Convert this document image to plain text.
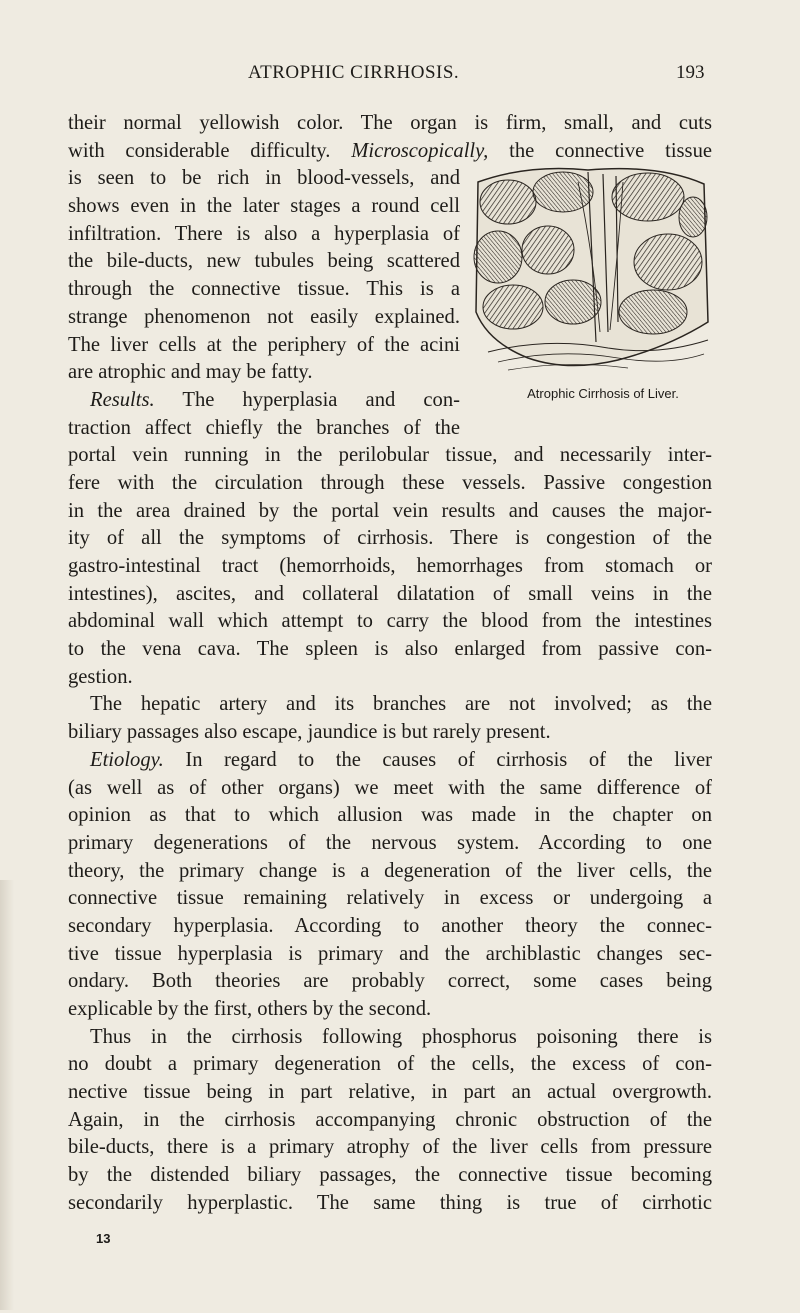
ATROPHIC CIRRHOSIS.	193
Atrophic Cirrhosis of Liver.
their normal yellowish color. The organ is firm, small, and cuts
with considerable difficulty. Microscopically, the connective tissue
is seen to be rich in blood-vessels, and
shows even in the later stages a round cell
infiltration. There is also a hyperplasia of
the bile-ducts, new tubules being scattered
through the connective tissue. This is a
strange phenomenon not easily explained.
The liver cells at the periphery of the acini
are atrophic and may be fatty.
Results. The hyperplasia and con-
traction affect chiefly the branches of the
portal vein running in the perilobular tissue, and necessarily inter-
fere with the circulation through these vessels. Passive congestion
in the area drained by the portal vein results and causes the major-
ity of all the symptoms of cirrhosis. There is congestion of the
gastro-intestinal tract (hemorrhoids, hemorrhages from stomach or
intestines), ascites, and collateral dilatation of small veins in the
abdominal wall which attempt to carry the blood from the intestines
to the vena cava. The spleen is also enlarged from passive con-
gestion.
The hepatic artery and its branches are not involved; as the
biliary passages also escape, jaundice is but rarely present.
Etiology. In regard to the causes of cirrhosis of the liver
(as well as of other organs) we meet with the same difference of
opinion as that to which allusion was made in the chapter on
primary degenerations of the nervous system. According to one
theory, the primary change is a degeneration of the liver cells, the
connective tissue remaining relatively in excess or undergoing a
secondary hyperplasia. According to another theory the connec-
tive tissue hyperplasia is primary and the archiblastic changes sec-
ondary. Both theories are probably correct, some cases being
explicable by the first, others by the second.
Thus in the cirrhosis following phosphorus poisoning there is
no doubt a primary degeneration of the cells, the excess of con-
nective tissue being in part relative, in part an actual overgrowth.
Again, in the cirrhosis accompanying chronic obstruction of the
bile-ducts, there is a primary atrophy of the liver cells from pressure
by the distended biliary passages, the connective tissue becoming
secondarily hyperplastic. The same thing is true of cirrhotic
13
====
> **INSTRUCTIONS TO FOLLOW**
All entries above should be returned exactly, apart from their pictures.

> **ANSWER FOR THE TASK**
Convert this document image to plain text.
ATROPHIC CIRRHOSIS.	193
Atrophic Cirrhosis of Liver.
their normal yellowish color. The organ is firm, small, and cuts
with considerable difficulty. Microscopically, the connective tissue
is seen to be rich in blood-vessels, and
shows even in the later stages a round cell
infiltration. There is also a hyperplasia of
the bile-ducts, new tubules being scattered
through the connective tissue. This is a
strange phenomenon not easily explained.
The liver cells at the periphery of the acini
are atrophic and may be fatty.
Results. The hyperplasia and con-
traction affect chiefly the branches of the
portal vein running in the perilobular tissue, and necessarily inter-
fere with the circulation through these vessels. Passive congestion
in the area drained by the portal vein results and causes the major-
ity of all the symptoms of cirrhosis. There is congestion of the
gastro-intestinal tract (hemorrhoids, hemorrhages from stomach or
intestines), ascites, and collateral dilatation of small veins in the
abdominal wall which attempt to carry the blood from the intestines
to the vena cava. The spleen is also enlarged from passive con-
gestion.
The hepatic artery and its branches are not involved; as the
biliary passages also escape, jaundice is but rarely present.
Etiology. In regard to the causes of cirrhosis of the liver
(as well as of other organs) we meet with the same difference of
opinion as that to which allusion was made in the chapter on
primary degenerations of the nervous system. According to one
theory, the primary change is a degeneration of the liver cells, the
connective tissue remaining relatively in excess or undergoing a
secondary hyperplasia. According to another theory the connec-
tive tissue hyperplasia is primary and the archiblastic changes sec-
ondary. Both theories are probably correct, some cases being
explicable by the first, others by the second.
Thus in the cirrhosis following phosphorus poisoning there is
no doubt a primary degeneration of the cells, the excess of con-
nective tissue being in part relative, in part an actual overgrowth.
Again, in the cirrhosis accompanying chronic obstruction of the
bile-ducts, there is a primary atrophy of the liver cells from pressure
by the distended biliary passages, the connective tissue becoming
secondarily hyperplastic. The same thing is true of cirrhotic
13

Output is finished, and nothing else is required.